## WORK TO COMPLETE
Provide nothing beyond the count of lines that include the string "name".

## Rows from a figure dataset
·····
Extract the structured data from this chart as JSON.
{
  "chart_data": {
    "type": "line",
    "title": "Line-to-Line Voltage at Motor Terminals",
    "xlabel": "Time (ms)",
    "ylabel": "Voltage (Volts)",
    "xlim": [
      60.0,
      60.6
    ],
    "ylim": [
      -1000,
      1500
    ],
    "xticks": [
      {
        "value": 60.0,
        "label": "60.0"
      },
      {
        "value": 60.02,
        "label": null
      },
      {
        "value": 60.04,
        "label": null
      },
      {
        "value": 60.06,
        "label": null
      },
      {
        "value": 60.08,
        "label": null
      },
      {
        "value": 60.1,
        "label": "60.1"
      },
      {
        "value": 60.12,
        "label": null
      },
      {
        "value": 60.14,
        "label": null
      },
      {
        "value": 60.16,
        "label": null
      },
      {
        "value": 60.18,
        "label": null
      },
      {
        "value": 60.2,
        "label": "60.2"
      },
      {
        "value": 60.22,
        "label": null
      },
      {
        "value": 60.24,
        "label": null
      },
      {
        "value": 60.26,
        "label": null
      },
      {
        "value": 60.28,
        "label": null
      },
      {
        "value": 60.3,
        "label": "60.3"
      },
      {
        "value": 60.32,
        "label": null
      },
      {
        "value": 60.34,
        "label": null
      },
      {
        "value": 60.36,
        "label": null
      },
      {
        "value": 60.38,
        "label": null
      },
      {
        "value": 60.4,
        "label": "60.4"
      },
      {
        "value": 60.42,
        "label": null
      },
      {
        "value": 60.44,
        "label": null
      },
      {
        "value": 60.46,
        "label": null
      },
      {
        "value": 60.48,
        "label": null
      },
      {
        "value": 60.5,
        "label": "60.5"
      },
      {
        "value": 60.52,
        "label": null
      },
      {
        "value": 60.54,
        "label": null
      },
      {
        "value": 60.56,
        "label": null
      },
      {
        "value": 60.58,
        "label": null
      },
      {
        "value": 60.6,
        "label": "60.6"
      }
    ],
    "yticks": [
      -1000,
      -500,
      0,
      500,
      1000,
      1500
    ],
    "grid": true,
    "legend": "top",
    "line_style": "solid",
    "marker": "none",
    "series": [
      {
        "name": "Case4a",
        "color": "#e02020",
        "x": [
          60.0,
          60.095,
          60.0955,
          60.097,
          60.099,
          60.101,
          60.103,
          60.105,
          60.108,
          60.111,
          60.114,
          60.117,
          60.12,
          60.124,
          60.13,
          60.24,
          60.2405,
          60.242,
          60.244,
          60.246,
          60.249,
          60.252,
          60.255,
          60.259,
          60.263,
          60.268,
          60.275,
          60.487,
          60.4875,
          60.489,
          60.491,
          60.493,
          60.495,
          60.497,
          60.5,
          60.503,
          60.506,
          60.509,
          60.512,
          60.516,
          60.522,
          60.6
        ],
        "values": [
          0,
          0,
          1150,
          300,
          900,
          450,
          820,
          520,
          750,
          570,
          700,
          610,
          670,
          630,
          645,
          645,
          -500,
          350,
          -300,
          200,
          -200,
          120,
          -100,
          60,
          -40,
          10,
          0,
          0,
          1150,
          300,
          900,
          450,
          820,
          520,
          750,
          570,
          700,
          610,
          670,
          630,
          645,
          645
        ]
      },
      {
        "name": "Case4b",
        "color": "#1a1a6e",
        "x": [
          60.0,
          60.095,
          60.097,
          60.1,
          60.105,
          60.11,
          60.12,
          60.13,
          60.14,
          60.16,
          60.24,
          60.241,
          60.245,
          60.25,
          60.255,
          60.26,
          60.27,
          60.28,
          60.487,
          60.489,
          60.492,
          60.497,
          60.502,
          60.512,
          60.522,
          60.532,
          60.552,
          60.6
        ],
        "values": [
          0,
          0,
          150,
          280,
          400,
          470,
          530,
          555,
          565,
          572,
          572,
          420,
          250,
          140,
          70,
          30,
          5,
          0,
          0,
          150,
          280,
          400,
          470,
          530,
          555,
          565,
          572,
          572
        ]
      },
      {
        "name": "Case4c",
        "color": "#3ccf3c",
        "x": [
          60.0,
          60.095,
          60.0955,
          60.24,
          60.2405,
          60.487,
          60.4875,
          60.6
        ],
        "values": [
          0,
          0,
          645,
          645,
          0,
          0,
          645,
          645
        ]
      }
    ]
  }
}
·····
## IN RESPONSE
3